§ Task description
Output the entries verbatim, including every line.

§ Given records
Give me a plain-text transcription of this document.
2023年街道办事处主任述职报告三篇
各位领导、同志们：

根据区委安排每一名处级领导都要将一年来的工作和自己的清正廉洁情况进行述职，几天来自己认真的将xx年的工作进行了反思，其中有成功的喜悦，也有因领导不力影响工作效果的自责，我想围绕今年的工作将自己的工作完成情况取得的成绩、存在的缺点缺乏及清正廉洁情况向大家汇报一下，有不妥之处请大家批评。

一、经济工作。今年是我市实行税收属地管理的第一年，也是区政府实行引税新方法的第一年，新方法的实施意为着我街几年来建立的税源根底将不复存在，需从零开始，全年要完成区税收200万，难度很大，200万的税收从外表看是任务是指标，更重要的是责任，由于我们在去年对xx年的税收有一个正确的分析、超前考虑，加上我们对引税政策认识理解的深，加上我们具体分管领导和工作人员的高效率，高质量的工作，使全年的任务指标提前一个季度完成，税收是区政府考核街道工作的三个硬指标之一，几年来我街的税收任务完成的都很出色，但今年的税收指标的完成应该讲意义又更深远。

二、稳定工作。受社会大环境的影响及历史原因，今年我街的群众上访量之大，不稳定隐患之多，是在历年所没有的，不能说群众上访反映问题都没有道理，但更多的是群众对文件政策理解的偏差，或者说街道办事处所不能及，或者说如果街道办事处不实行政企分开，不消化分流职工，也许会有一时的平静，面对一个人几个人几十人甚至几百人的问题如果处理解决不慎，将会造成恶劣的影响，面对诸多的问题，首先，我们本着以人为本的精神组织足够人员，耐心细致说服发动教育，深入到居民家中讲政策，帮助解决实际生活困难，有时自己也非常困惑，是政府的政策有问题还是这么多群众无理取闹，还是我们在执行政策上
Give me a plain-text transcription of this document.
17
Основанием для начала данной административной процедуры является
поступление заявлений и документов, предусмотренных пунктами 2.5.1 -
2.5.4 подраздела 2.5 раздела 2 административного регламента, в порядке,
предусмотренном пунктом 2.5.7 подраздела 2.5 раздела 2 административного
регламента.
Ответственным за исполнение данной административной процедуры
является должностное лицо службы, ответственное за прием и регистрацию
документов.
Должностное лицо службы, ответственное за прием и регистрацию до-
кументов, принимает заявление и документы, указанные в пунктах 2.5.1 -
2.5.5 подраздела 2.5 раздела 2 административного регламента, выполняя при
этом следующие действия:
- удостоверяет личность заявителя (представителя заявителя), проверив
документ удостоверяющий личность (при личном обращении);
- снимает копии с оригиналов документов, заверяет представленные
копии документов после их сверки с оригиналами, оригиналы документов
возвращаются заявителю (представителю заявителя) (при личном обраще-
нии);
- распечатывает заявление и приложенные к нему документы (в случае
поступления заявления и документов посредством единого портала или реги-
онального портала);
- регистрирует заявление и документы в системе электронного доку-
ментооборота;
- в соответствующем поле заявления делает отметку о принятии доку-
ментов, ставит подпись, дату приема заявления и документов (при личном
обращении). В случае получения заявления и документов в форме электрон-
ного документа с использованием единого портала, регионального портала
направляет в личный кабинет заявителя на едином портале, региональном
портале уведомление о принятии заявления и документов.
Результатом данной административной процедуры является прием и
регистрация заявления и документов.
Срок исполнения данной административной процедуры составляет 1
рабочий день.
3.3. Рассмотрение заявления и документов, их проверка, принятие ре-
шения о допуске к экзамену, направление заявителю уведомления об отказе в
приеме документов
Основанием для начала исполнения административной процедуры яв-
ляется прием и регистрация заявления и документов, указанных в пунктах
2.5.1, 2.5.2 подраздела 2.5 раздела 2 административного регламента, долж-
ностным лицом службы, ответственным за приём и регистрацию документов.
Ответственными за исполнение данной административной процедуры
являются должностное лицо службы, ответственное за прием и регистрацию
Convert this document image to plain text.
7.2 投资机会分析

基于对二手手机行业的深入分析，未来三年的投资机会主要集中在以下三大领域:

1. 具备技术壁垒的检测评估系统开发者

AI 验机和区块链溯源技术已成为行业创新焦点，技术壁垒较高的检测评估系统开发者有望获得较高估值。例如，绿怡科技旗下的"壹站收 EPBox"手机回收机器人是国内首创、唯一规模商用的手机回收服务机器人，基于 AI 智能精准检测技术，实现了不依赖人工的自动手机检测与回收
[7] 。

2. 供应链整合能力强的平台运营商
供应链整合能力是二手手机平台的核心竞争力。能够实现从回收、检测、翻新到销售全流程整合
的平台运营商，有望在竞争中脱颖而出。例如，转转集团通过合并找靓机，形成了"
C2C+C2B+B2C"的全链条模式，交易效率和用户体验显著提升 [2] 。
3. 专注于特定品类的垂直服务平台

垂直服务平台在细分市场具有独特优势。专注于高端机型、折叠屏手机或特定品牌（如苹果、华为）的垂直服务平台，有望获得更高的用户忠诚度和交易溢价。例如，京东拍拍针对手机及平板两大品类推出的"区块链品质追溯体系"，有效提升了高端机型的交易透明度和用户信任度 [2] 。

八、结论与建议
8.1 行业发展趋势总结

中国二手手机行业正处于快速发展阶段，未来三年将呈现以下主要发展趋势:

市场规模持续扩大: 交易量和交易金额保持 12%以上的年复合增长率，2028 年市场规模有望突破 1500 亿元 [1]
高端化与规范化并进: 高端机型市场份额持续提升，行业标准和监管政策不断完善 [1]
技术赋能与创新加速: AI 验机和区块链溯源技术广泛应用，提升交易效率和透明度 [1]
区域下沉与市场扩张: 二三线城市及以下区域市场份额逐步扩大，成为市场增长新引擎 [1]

§ Finished answer
Give me a plain-text transcription of this document.
2023年街道办事处主任述职报告三篇
各位领导、同志们：

根据区委安排每一名处级领导都要将一年来的工作和自己的清正廉洁情况进行述职，几天来自己认真的将xx年的工作进行了反思，其中有成功的喜悦，也有因领导不力影响工作效果的自责，我想围绕今年的工作将自己的工作完成情况取得的成绩、存在的缺点缺乏及清正廉洁情况向大家汇报一下，有不妥之处请大家批评。

一、经济工作。今年是我市实行税收属地管理的第一年，也是区政府实行引税新方法的第一年，新方法的实施意为着我街几年来建立的税源根底将不复存在，需从零开始，全年要完成区税收200万，难度很大，200万的税收从外表看是任务是指标，更重要的是责任，由于我们在去年对xx年的税收有一个正确的分析、超前考虑，加上我们对引税政策认识理解的深，加上我们具体分管领导和工作人员的高效率，高质量的工作，使全年的任务指标提前一个季度完成，税收是区政府考核街道工作的三个硬指标之一，几年来我街的税收任务完成的都很出色，但今年的税收指标的完成应该讲意义又更深远。

二、稳定工作。受社会大环境的影响及历史原因，今年我街的群众上访量之大，不稳定隐患之多，是在历年所没有的，不能说群众上访反映问题都没有道理，但更多的是群众对文件政策理解的偏差，或者说街道办事处所不能及，或者说如果街道办事处不实行政企分开，不消化分流职工，也许会有一时的平静，面对一个人几个人几十人甚至几百人的问题如果处理解决不慎，将会造成恶劣的影响，面对诸多的问题，首先，我们本着以人为本的精神组织足够人员，耐心细致说服发动教育，深入到居民家中讲政策，帮助解决实际生活困难，有时自己也非常困惑，是政府的政策有问题还是这么多群众无理取闹，还是我们在执行政策上
Give me a plain-text transcription of this document.
17
Основанием для начала данной административной процедуры является
поступление заявлений и документов, предусмотренных пунктами 2.5.1 -
2.5.4 подраздела 2.5 раздела 2 административного регламента, в порядке,
предусмотренном пунктом 2.5.7 подраздела 2.5 раздела 2 административного
регламента.
Ответственным за исполнение данной административной процедуры
является должностное лицо службы, ответственное за прием и регистрацию
документов.
Должностное лицо службы, ответственное за прием и регистрацию до-
кументов, принимает заявление и документы, указанные в пунктах 2.5.1 -
2.5.5 подраздела 2.5 раздела 2 административного регламента, выполняя при
этом следующие действия:
- удостоверяет личность заявителя (представителя заявителя), проверив
документ удостоверяющий личность (при личном обращении);
- снимает копии с оригиналов документов, заверяет представленные
копии документов после их сверки с оригиналами, оригиналы документов
возвращаются заявителю (представителю заявителя) (при личном обраще-
нии);
- распечатывает заявление и приложенные к нему документы (в случае
поступления заявления и документов посредством единого портала или реги-
онального портала);
- регистрирует заявление и документы в системе электронного доку-
ментооборота;
- в соответствующем поле заявления делает отметку о принятии доку-
ментов, ставит подпись, дату приема заявления и документов (при личном
обращении). В случае получения заявления и документов в форме электрон-
ного документа с использованием единого портала, регионального портала
направляет в личный кабинет заявителя на едином портале, региональном
портале уведомление о принятии заявления и документов.
Результатом данной административной процедуры является прием и
регистрация заявления и документов.
Срок исполнения данной административной процедуры составляет 1
рабочий день.
3.3. Рассмотрение заявления и документов, их проверка, принятие ре-
шения о допуске к экзамену, направление заявителю уведомления об отказе в
приеме документов
Основанием для начала исполнения административной процедуры яв-
ляется прием и регистрация заявления и документов, указанных в пунктах
2.5.1, 2.5.2 подраздела 2.5 раздела 2 административного регламента, долж-
ностным лицом службы, ответственным за приём и регистрацию документов.
Ответственными за исполнение данной административной процедуры
являются должностное лицо службы, ответственное за прием и регистрацию
Convert this document image to plain text.
7.2 投资机会分析

基于对二手手机行业的深入分析，未来三年的投资机会主要集中在以下三大领域:

1. 具备技术壁垒的检测评估系统开发者

AI 验机和区块链溯源技术已成为行业创新焦点，技术壁垒较高的检测评估系统开发者有望获得较高估值。例如，绿怡科技旗下的"壹站收 EPBox"手机回收机器人是国内首创、唯一规模商用的手机回收服务机器人，基于 AI 智能精准检测技术，实现了不依赖人工的自动手机检测与回收
[7] 。

2. 供应链整合能力强的平台运营商
供应链整合能力是二手手机平台的核心竞争力。能够实现从回收、检测、翻新到销售全流程整合
的平台运营商，有望在竞争中脱颖而出。例如，转转集团通过合并找靓机，形成了"
C2C+C2B+B2C"的全链条模式，交易效率和用户体验显著提升 [2] 。
3. 专注于特定品类的垂直服务平台

垂直服务平台在细分市场具有独特优势。专注于高端机型、折叠屏手机或特定品牌（如苹果、华为）的垂直服务平台，有望获得更高的用户忠诚度和交易溢价。例如，京东拍拍针对手机及平板两大品类推出的"区块链品质追溯体系"，有效提升了高端机型的交易透明度和用户信任度 [2] 。

八、结论与建议
8.1 行业发展趋势总结

中国二手手机行业正处于快速发展阶段，未来三年将呈现以下主要发展趋势:

市场规模持续扩大: 交易量和交易金额保持 12%以上的年复合增长率，2028 年市场规模有望突破 1500 亿元 [1]
高端化与规范化并进: 高端机型市场份额持续提升，行业标准和监管政策不断完善 [1]
技术赋能与创新加速: AI 验机和区块链溯源技术广泛应用，提升交易效率和透明度 [1]
区域下沉与市场扩张: 二三线城市及以下区域市场份额逐步扩大，成为市场增长新引擎 [1]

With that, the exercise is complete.